* Data for this task:
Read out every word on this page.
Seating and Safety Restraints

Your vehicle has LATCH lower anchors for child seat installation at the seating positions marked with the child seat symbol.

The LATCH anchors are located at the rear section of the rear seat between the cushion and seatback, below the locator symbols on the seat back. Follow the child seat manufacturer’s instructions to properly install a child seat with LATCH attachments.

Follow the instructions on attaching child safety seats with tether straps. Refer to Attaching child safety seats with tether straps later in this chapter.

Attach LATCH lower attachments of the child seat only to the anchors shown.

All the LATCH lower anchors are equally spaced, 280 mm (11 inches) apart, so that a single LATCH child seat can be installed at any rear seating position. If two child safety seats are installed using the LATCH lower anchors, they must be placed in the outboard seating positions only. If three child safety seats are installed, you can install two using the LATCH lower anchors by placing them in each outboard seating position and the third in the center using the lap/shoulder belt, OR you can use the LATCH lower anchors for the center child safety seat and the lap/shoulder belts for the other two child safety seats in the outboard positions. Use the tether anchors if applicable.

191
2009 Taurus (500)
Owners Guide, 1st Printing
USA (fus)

* Requirements: From the data above, extract every line in its exact form.

* Result of this task:
Read out every word on this page.
Seating and Safety Restraints

Your vehicle has LATCH lower anchors for child seat installation at the seating positions marked with the child seat symbol.

The LATCH anchors are located at the rear section of the rear seat between the cushion and seatback, below the locator symbols on the seat back. Follow the child seat manufacturer’s instructions to properly install a child seat with LATCH attachments.

Follow the instructions on attaching child safety seats with tether straps. Refer to Attaching child safety seats with tether straps later in this chapter.

Attach LATCH lower attachments of the child seat only to the anchors shown.

All the LATCH lower anchors are equally spaced, 280 mm (11 inches) apart, so that a single LATCH child seat can be installed at any rear seating position. If two child safety seats are installed using the LATCH lower anchors, they must be placed in the outboard seating positions only. If three child safety seats are installed, you can install two using the LATCH lower anchors by placing them in each outboard seating position and the third in the center using the lap/shoulder belt, OR you can use the LATCH lower anchors for the center child safety seat and the lap/shoulder belts for the other two child safety seats in the outboard positions. Use the tether anchors if applicable.

191
2009 Taurus (500)
Owners Guide, 1st Printing
USA (fus)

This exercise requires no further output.